> _EXERCISE OBJECTIVE_
Leave the pictures out and print every record below exactly as it stands.
## Begin GIVEN ENTRIES
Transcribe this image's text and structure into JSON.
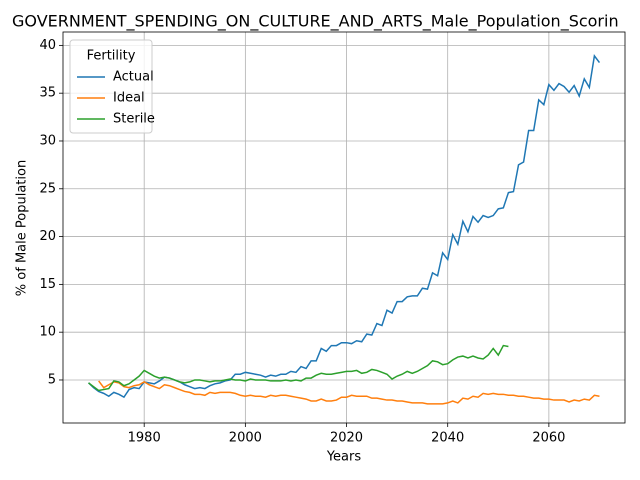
{
  "chart_data": {
    "type": "line",
    "title": "GOVERNMENT_SPENDING_ON_CULTURE_AND_ARTS_Male_Population_Scorin",
    "x_label": "Years",
    "y_label": "% of Male Population",
    "legend_title": "Fertility",
    "legend": "upper left",
    "grid": true,
    "x": [
      1969,
      1970,
      1971,
      1972,
      1973,
      1974,
      1975,
      1976,
      1977,
      1978,
      1979,
      1980,
      1981,
      1982,
      1983,
      1984,
      1985,
      1986,
      1987,
      1988,
      1989,
      1990,
      1991,
      1992,
      1993,
      1994,
      1995,
      1996,
      1997,
      1998,
      1999,
      2000,
      2001,
      2002,
      2003,
      2004,
      2005,
      2006,
      2007,
      2008,
      2009,
      2010,
      2011,
      2012,
      2013,
      2014,
      2015,
      2016,
      2017,
      2018,
      2019,
      2020,
      2021,
      2022,
      2023,
      2024,
      2025,
      2026,
      2027,
      2028,
      2029,
      2030,
      2031,
      2032,
      2033,
      2034,
      2035,
      2036,
      2037,
      2038,
      2039,
      2040,
      2041,
      2042,
      2043,
      2044,
      2045,
      2046,
      2047,
      2048,
      2049,
      2050,
      2051,
      2052,
      2053,
      2054,
      2055,
      2056,
      2057,
      2058,
      2059,
      2060,
      2061,
      2062,
      2063,
      2064,
      2065,
      2066,
      2067,
      2068,
      2069,
      2070
    ],
    "xlim": [
      1963.95,
      2075.05
    ],
    "xticks": [
      1980,
      2000,
      2020,
      2040,
      2060
    ],
    "ylim": [
      0.5,
      41.4
    ],
    "yticks": [
      5,
      10,
      15,
      20,
      25,
      30,
      35,
      40
    ],
    "series": [
      {
        "name": "Actual",
        "color": "#1f77b4",
        "values": [
          4.7,
          4.2,
          3.8,
          3.6,
          3.3,
          3.7,
          3.5,
          3.2,
          4.0,
          4.2,
          4.1,
          4.8,
          4.7,
          4.6,
          4.9,
          5.3,
          5.2,
          5.0,
          4.8,
          4.5,
          4.3,
          4.1,
          4.2,
          4.1,
          4.4,
          4.6,
          4.7,
          4.9,
          5.0,
          5.6,
          5.6,
          5.8,
          5.7,
          5.6,
          5.5,
          5.3,
          5.5,
          5.4,
          5.6,
          5.6,
          5.9,
          5.8,
          6.4,
          6.2,
          7.0,
          7.0,
          8.3,
          8.0,
          8.6,
          8.6,
          8.9,
          8.9,
          8.8,
          9.1,
          9.0,
          9.8,
          9.7,
          10.9,
          10.7,
          12.3,
          12.0,
          13.2,
          13.2,
          13.7,
          13.8,
          13.8,
          14.6,
          14.5,
          16.2,
          15.9,
          18.3,
          17.6,
          20.2,
          19.2,
          21.6,
          20.5,
          22.1,
          21.5,
          22.2,
          22.0,
          22.2,
          22.9,
          23.0,
          24.6,
          24.7,
          27.5,
          27.8,
          31.1,
          31.1,
          34.3,
          33.8,
          35.9,
          35.3,
          36.0,
          35.7,
          35.1,
          35.8,
          34.7,
          36.5,
          35.6,
          38.9,
          38.2
        ]
      },
      {
        "name": "Ideal",
        "color": "#ff7f0e",
        "values": [
          null,
          null,
          4.9,
          4.2,
          4.5,
          4.8,
          4.7,
          4.3,
          4.2,
          4.4,
          4.5,
          4.8,
          4.5,
          4.3,
          4.1,
          4.5,
          4.4,
          4.2,
          4.0,
          3.8,
          3.7,
          3.5,
          3.5,
          3.4,
          3.7,
          3.6,
          3.7,
          3.7,
          3.7,
          3.6,
          3.4,
          3.3,
          3.4,
          3.3,
          3.3,
          3.2,
          3.4,
          3.3,
          3.4,
          3.4,
          3.3,
          3.2,
          3.1,
          3.0,
          2.8,
          2.8,
          3.0,
          2.8,
          2.8,
          2.9,
          3.2,
          3.2,
          3.4,
          3.3,
          3.3,
          3.3,
          3.1,
          3.1,
          3.0,
          2.9,
          2.9,
          2.8,
          2.8,
          2.7,
          2.6,
          2.6,
          2.6,
          2.5,
          2.5,
          2.5,
          2.5,
          2.6,
          2.8,
          2.6,
          3.1,
          3.0,
          3.3,
          3.2,
          3.6,
          3.5,
          3.6,
          3.5,
          3.5,
          3.4,
          3.4,
          3.3,
          3.3,
          3.2,
          3.1,
          3.1,
          3.0,
          3.0,
          2.9,
          2.9,
          2.9,
          2.7,
          2.9,
          2.8,
          3.0,
          2.9,
          3.4,
          3.3
        ]
      },
      {
        "name": "Sterile",
        "color": "#2ca02c",
        "values": [
          4.7,
          4.3,
          3.9,
          4.0,
          4.1,
          4.9,
          4.8,
          4.4,
          4.6,
          5.0,
          5.4,
          6.0,
          5.7,
          5.4,
          5.2,
          5.3,
          5.2,
          5.0,
          4.8,
          4.7,
          4.8,
          5.0,
          5.0,
          4.9,
          4.8,
          4.9,
          4.9,
          5.0,
          5.1,
          5.0,
          5.0,
          4.9,
          5.1,
          5.0,
          5.0,
          5.0,
          4.9,
          4.9,
          4.9,
          5.0,
          4.9,
          5.0,
          4.9,
          5.2,
          5.2,
          5.5,
          5.7,
          5.6,
          5.6,
          5.7,
          5.8,
          5.9,
          5.9,
          6.0,
          5.7,
          5.8,
          6.1,
          6.0,
          5.8,
          5.6,
          5.1,
          5.4,
          5.6,
          5.9,
          5.7,
          5.9,
          6.2,
          6.5,
          7.0,
          6.9,
          6.6,
          6.7,
          7.1,
          7.4,
          7.5,
          7.3,
          7.5,
          7.3,
          7.2,
          7.6,
          8.3,
          7.6,
          8.6,
          8.5,
          null,
          null,
          null,
          null,
          null,
          null,
          null,
          null,
          null,
          null,
          null,
          null,
          null,
          null,
          null,
          null,
          null,
          null
        ]
      }
    ]
  }
}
## End GIVEN ENTRIES
> _RESULT OF THE TASK_
Transcribe this image's text and structure into JSON.
{
  "chart_data": {
    "type": "line",
    "title": "GOVERNMENT_SPENDING_ON_CULTURE_AND_ARTS_Male_Population_Scorin",
    "x_label": "Years",
    "y_label": "% of Male Population",
    "legend_title": "Fertility",
    "legend": "upper left",
    "grid": true,
    "x": [
      1969,
      1970,
      1971,
      1972,
      1973,
      1974,
      1975,
      1976,
      1977,
      1978,
      1979,
      1980,
      1981,
      1982,
      1983,
      1984,
      1985,
      1986,
      1987,
      1988,
      1989,
      1990,
      1991,
      1992,
      1993,
      1994,
      1995,
      1996,
      1997,
      1998,
      1999,
      2000,
      2001,
      2002,
      2003,
      2004,
      2005,
      2006,
      2007,
      2008,
      2009,
      2010,
      2011,
      2012,
      2013,
      2014,
      2015,
      2016,
      2017,
      2018,
      2019,
      2020,
      2021,
      2022,
      2023,
      2024,
      2025,
      2026,
      2027,
      2028,
      2029,
      2030,
      2031,
      2032,
      2033,
      2034,
      2035,
      2036,
      2037,
      2038,
      2039,
      2040,
      2041,
      2042,
      2043,
      2044,
      2045,
      2046,
      2047,
      2048,
      2049,
      2050,
      2051,
      2052,
      2053,
      2054,
      2055,
      2056,
      2057,
      2058,
      2059,
      2060,
      2061,
      2062,
      2063,
      2064,
      2065,
      2066,
      2067,
      2068,
      2069,
      2070
    ],
    "xlim": [
      1963.95,
      2075.05
    ],
    "xticks": [
      1980,
      2000,
      2020,
      2040,
      2060
    ],
    "ylim": [
      0.5,
      41.4
    ],
    "yticks": [
      5,
      10,
      15,
      20,
      25,
      30,
      35,
      40
    ],
    "series": [
      {
        "name": "Actual",
        "color": "#1f77b4",
        "values": [
          4.7,
          4.2,
          3.8,
          3.6,
          3.3,
          3.7,
          3.5,
          3.2,
          4.0,
          4.2,
          4.1,
          4.8,
          4.7,
          4.6,
          4.9,
          5.3,
          5.2,
          5.0,
          4.8,
          4.5,
          4.3,
          4.1,
          4.2,
          4.1,
          4.4,
          4.6,
          4.7,
          4.9,
          5.0,
          5.6,
          5.6,
          5.8,
          5.7,
          5.6,
          5.5,
          5.3,
          5.5,
          5.4,
          5.6,
          5.6,
          5.9,
          5.8,
          6.4,
          6.2,
          7.0,
          7.0,
          8.3,
          8.0,
          8.6,
          8.6,
          8.9,
          8.9,
          8.8,
          9.1,
          9.0,
          9.8,
          9.7,
          10.9,
          10.7,
          12.3,
          12.0,
          13.2,
          13.2,
          13.7,
          13.8,
          13.8,
          14.6,
          14.5,
          16.2,
          15.9,
          18.3,
          17.6,
          20.2,
          19.2,
          21.6,
          20.5,
          22.1,
          21.5,
          22.2,
          22.0,
          22.2,
          22.9,
          23.0,
          24.6,
          24.7,
          27.5,
          27.8,
          31.1,
          31.1,
          34.3,
          33.8,
          35.9,
          35.3,
          36.0,
          35.7,
          35.1,
          35.8,
          34.7,
          36.5,
          35.6,
          38.9,
          38.2
        ]
      },
      {
        "name": "Ideal",
        "color": "#ff7f0e",
        "values": [
          null,
          null,
          4.9,
          4.2,
          4.5,
          4.8,
          4.7,
          4.3,
          4.2,
          4.4,
          4.5,
          4.8,
          4.5,
          4.3,
          4.1,
          4.5,
          4.4,
          4.2,
          4.0,
          3.8,
          3.7,
          3.5,
          3.5,
          3.4,
          3.7,
          3.6,
          3.7,
          3.7,
          3.7,
          3.6,
          3.4,
          3.3,
          3.4,
          3.3,
          3.3,
          3.2,
          3.4,
          3.3,
          3.4,
          3.4,
          3.3,
          3.2,
          3.1,
          3.0,
          2.8,
          2.8,
          3.0,
          2.8,
          2.8,
          2.9,
          3.2,
          3.2,
          3.4,
          3.3,
          3.3,
          3.3,
          3.1,
          3.1,
          3.0,
          2.9,
          2.9,
          2.8,
          2.8,
          2.7,
          2.6,
          2.6,
          2.6,
          2.5,
          2.5,
          2.5,
          2.5,
          2.6,
          2.8,
          2.6,
          3.1,
          3.0,
          3.3,
          3.2,
          3.6,
          3.5,
          3.6,
          3.5,
          3.5,
          3.4,
          3.4,
          3.3,
          3.3,
          3.2,
          3.1,
          3.1,
          3.0,
          3.0,
          2.9,
          2.9,
          2.9,
          2.7,
          2.9,
          2.8,
          3.0,
          2.9,
          3.4,
          3.3
        ]
      },
      {
        "name": "Sterile",
        "color": "#2ca02c",
        "values": [
          4.7,
          4.3,
          3.9,
          4.0,
          4.1,
          4.9,
          4.8,
          4.4,
          4.6,
          5.0,
          5.4,
          6.0,
          5.7,
          5.4,
          5.2,
          5.3,
          5.2,
          5.0,
          4.8,
          4.7,
          4.8,
          5.0,
          5.0,
          4.9,
          4.8,
          4.9,
          4.9,
          5.0,
          5.1,
          5.0,
          5.0,
          4.9,
          5.1,
          5.0,
          5.0,
          5.0,
          4.9,
          4.9,
          4.9,
          5.0,
          4.9,
          5.0,
          4.9,
          5.2,
          5.2,
          5.5,
          5.7,
          5.6,
          5.6,
          5.7,
          5.8,
          5.9,
          5.9,
          6.0,
          5.7,
          5.8,
          6.1,
          6.0,
          5.8,
          5.6,
          5.1,
          5.4,
          5.6,
          5.9,
          5.7,
          5.9,
          6.2,
          6.5,
          7.0,
          6.9,
          6.6,
          6.7,
          7.1,
          7.4,
          7.5,
          7.3,
          7.5,
          7.3,
          7.2,
          7.6,
          8.3,
          7.6,
          8.6,
          8.5,
          null,
          null,
          null,
          null,
          null,
          null,
          null,
          null,
          null,
          null,
          null,
          null,
          null,
          null,
          null,
          null,
          null,
          null
        ]
      }
    ]
  }
}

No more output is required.